#### Task goal:
Wherever the word "with" appears in a line, extract that line.

#### Data listing:
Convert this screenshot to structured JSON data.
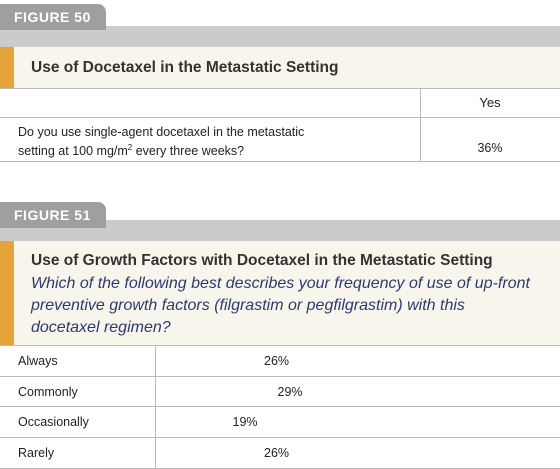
{
  "figure50": {
    "tab": "FIGURE 50",
    "title": "Use of Docetaxel in the Metastatic Setting",
    "column_header": "Yes",
    "question": {
      "text": "Do you use single-agent docetaxel in the metastatic setting at 100 mg/m",
      "superscript": "2",
      "text_end": " every three weeks?"
    },
    "answer": "36%"
  },
  "figure51": {
    "tab": "FIGURE 51",
    "title": "Use of Growth Factors with Docetaxel in the Metastatic Setting",
    "question": "Which of the following best describes your frequency of use of up-front preventive growth factors (filgrastim or pegfilgrastim) with this docetaxel regimen?",
    "categories": [
      "Always",
      "Commonly",
      "Occasionally",
      "Rarely"
    ],
    "values": [
      26,
      29,
      19,
      26
    ],
    "value_labels": [
      "26%",
      "29%",
      "19%",
      "26%"
    ]
  }
}
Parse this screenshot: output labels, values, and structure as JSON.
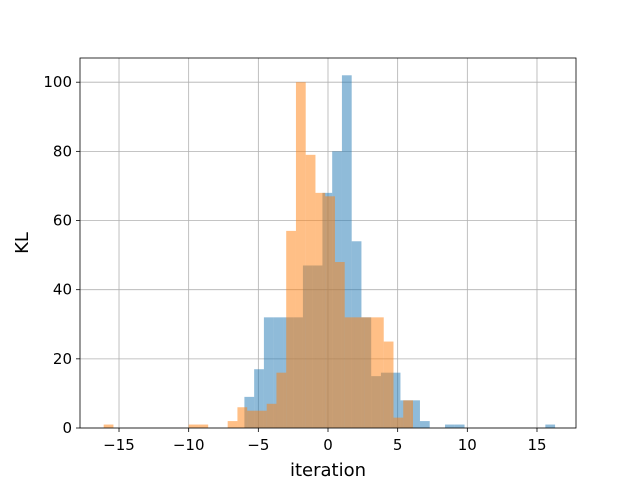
{
  "chart_data": {
    "type": "bar",
    "subtype": "histogram",
    "title": "",
    "xlabel": "iteration",
    "ylabel": "KL",
    "xlim": [
      -17.8,
      17.8
    ],
    "ylim": [
      0,
      107
    ],
    "xticks": [
      -15,
      -10,
      -5,
      0,
      5,
      10,
      15
    ],
    "yticks": [
      0,
      20,
      40,
      60,
      80,
      100
    ],
    "grid": true,
    "series": [
      {
        "color": "#1f77b4",
        "alpha": 0.5,
        "bin_width": 0.7,
        "bins": [
          {
            "x0": -6.0,
            "count": 9
          },
          {
            "x0": -5.3,
            "count": 17
          },
          {
            "x0": -4.6,
            "count": 32
          },
          {
            "x0": -3.9,
            "count": 32
          },
          {
            "x0": -3.2,
            "count": 32
          },
          {
            "x0": -2.5,
            "count": 32
          },
          {
            "x0": -1.8,
            "count": 47
          },
          {
            "x0": -1.1,
            "count": 47
          },
          {
            "x0": -0.4,
            "count": 68
          },
          {
            "x0": 0.3,
            "count": 80
          },
          {
            "x0": 1.0,
            "count": 102
          },
          {
            "x0": 1.7,
            "count": 54
          },
          {
            "x0": 2.4,
            "count": 32
          },
          {
            "x0": 3.1,
            "count": 15
          },
          {
            "x0": 3.8,
            "count": 16
          },
          {
            "x0": 4.5,
            "count": 16
          },
          {
            "x0": 5.2,
            "count": 8
          },
          {
            "x0": 5.9,
            "count": 8
          },
          {
            "x0": 6.6,
            "count": 2
          },
          {
            "x0": 8.4,
            "count": 1
          },
          {
            "x0": 9.1,
            "count": 1
          },
          {
            "x0": 15.6,
            "count": 1
          }
        ]
      },
      {
        "color": "#ff7f0e",
        "alpha": 0.5,
        "bin_width": 0.7,
        "bins": [
          {
            "x0": -16.1,
            "count": 1
          },
          {
            "x0": -10.0,
            "count": 1
          },
          {
            "x0": -9.3,
            "count": 1
          },
          {
            "x0": -7.2,
            "count": 2
          },
          {
            "x0": -6.5,
            "count": 6
          },
          {
            "x0": -5.8,
            "count": 5
          },
          {
            "x0": -5.1,
            "count": 5
          },
          {
            "x0": -4.4,
            "count": 7
          },
          {
            "x0": -3.7,
            "count": 16
          },
          {
            "x0": -3.0,
            "count": 57
          },
          {
            "x0": -2.3,
            "count": 100
          },
          {
            "x0": -1.6,
            "count": 79
          },
          {
            "x0": -0.9,
            "count": 68
          },
          {
            "x0": -0.2,
            "count": 67
          },
          {
            "x0": 0.5,
            "count": 48
          },
          {
            "x0": 1.2,
            "count": 32
          },
          {
            "x0": 1.9,
            "count": 32
          },
          {
            "x0": 2.6,
            "count": 32
          },
          {
            "x0": 3.3,
            "count": 32
          },
          {
            "x0": 4.0,
            "count": 25
          },
          {
            "x0": 4.7,
            "count": 3
          },
          {
            "x0": 5.4,
            "count": 8
          }
        ]
      }
    ]
  }
}
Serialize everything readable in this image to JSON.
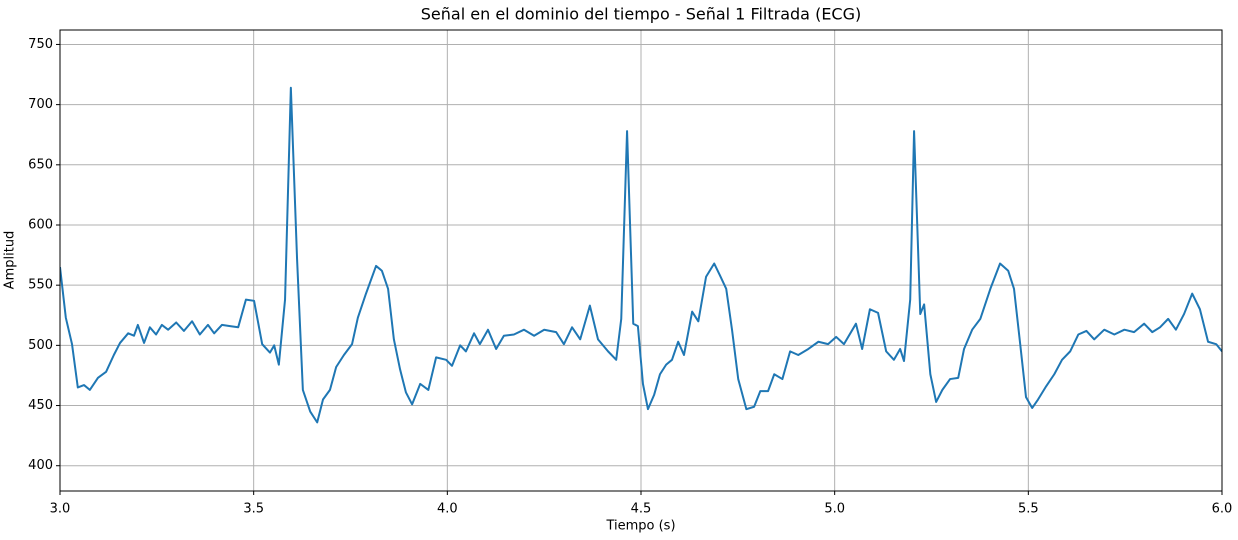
{
  "chart_data": {
    "type": "line",
    "title": "Señal en el dominio del tiempo - Señal 1 Filtrada (ECG)",
    "x_label": "Tiempo (s)",
    "y_label": "Amplitud",
    "xlim": [
      3,
      6
    ],
    "ylim": [
      379,
      762
    ],
    "xticks": [
      {
        "value": 3,
        "label": "3.0"
      },
      {
        "value": 3.5,
        "label": "3.5"
      },
      {
        "value": 4,
        "label": "4.0"
      },
      {
        "value": 4.5,
        "label": "4.5"
      },
      {
        "value": 5,
        "label": "5.0"
      },
      {
        "value": 5.5,
        "label": "5.5"
      },
      {
        "value": 6,
        "label": "6.0"
      }
    ],
    "yticks": [
      400,
      450,
      500,
      550,
      600,
      650,
      700,
      750
    ],
    "grid": true,
    "x": [
      3.0,
      3.015,
      3.031,
      3.046,
      3.062,
      3.077,
      3.098,
      3.119,
      3.139,
      3.155,
      3.176,
      3.191,
      3.201,
      3.217,
      3.232,
      3.248,
      3.263,
      3.279,
      3.3,
      3.32,
      3.341,
      3.361,
      3.382,
      3.398,
      3.418,
      3.439,
      3.46,
      3.48,
      3.501,
      3.522,
      3.542,
      3.553,
      3.565,
      3.581,
      3.596,
      3.612,
      3.627,
      3.646,
      3.664,
      3.679,
      3.697,
      3.713,
      3.733,
      3.754,
      3.769,
      3.79,
      3.816,
      3.831,
      3.847,
      3.862,
      3.878,
      3.893,
      3.909,
      3.93,
      3.951,
      3.971,
      3.997,
      4.012,
      4.033,
      4.048,
      4.069,
      4.084,
      4.105,
      4.126,
      4.146,
      4.172,
      4.198,
      4.224,
      4.25,
      4.281,
      4.301,
      4.322,
      4.343,
      4.368,
      4.389,
      4.415,
      4.436,
      4.449,
      4.464,
      4.48,
      4.492,
      4.505,
      4.518,
      4.534,
      4.549,
      4.565,
      4.58,
      4.596,
      4.611,
      4.632,
      4.648,
      4.668,
      4.689,
      4.704,
      4.72,
      4.735,
      4.751,
      4.772,
      4.792,
      4.808,
      4.828,
      4.844,
      4.865,
      4.885,
      4.906,
      4.932,
      4.958,
      4.983,
      5.004,
      5.024,
      5.055,
      5.071,
      5.091,
      5.112,
      5.133,
      5.153,
      5.169,
      5.179,
      5.195,
      5.205,
      5.221,
      5.231,
      5.247,
      5.262,
      5.278,
      5.298,
      5.319,
      5.334,
      5.355,
      5.376,
      5.402,
      5.427,
      5.448,
      5.463,
      5.479,
      5.494,
      5.51,
      5.525,
      5.546,
      5.567,
      5.587,
      5.608,
      5.629,
      5.65,
      5.67,
      5.696,
      5.722,
      5.748,
      5.773,
      5.799,
      5.82,
      5.84,
      5.861,
      5.881,
      5.902,
      5.923,
      5.943,
      5.964,
      5.985,
      6.0
    ],
    "series": [
      {
        "name": "Señal 1 Filtrada",
        "color": "#1f77b4",
        "values": [
          565,
          523,
          501,
          465,
          467,
          463,
          473,
          478,
          492,
          502,
          510,
          508,
          517,
          502,
          515,
          509,
          517,
          513,
          519,
          512,
          520,
          509,
          517,
          510,
          517,
          516,
          515,
          538,
          537,
          501,
          494,
          500,
          484,
          538,
          714,
          572,
          463,
          445,
          436,
          455,
          463,
          482,
          492,
          501,
          523,
          543,
          566,
          562,
          547,
          505,
          480,
          461,
          451,
          468,
          463,
          490,
          488,
          483,
          500,
          495,
          510,
          501,
          513,
          497,
          508,
          509,
          513,
          508,
          513,
          511,
          501,
          515,
          505,
          533,
          505,
          495,
          488,
          522,
          678,
          518,
          516,
          468,
          447,
          459,
          476,
          484,
          488,
          503,
          492,
          528,
          520,
          557,
          568,
          558,
          547,
          513,
          472,
          447,
          449,
          462,
          462,
          476,
          472,
          495,
          492,
          497,
          503,
          501,
          507,
          501,
          518,
          497,
          530,
          527,
          495,
          488,
          497,
          487,
          538,
          678,
          526,
          534,
          476,
          453,
          463,
          472,
          473,
          497,
          513,
          522,
          547,
          568,
          562,
          547,
          501,
          457,
          448,
          455,
          466,
          476,
          488,
          495,
          509,
          512,
          505,
          513,
          509,
          513,
          511,
          518,
          511,
          515,
          522,
          513,
          526,
          543,
          530,
          503,
          501,
          495
        ]
      }
    ]
  }
}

#### The result:
    "title": "Use of Growth Factors with Docetaxel in the Metastatic Setting",
    "question": "Which of the following best describes your frequency of use of up-front preventive growth factors (filgrastim or pegfilgrastim) with this docetaxel regimen?",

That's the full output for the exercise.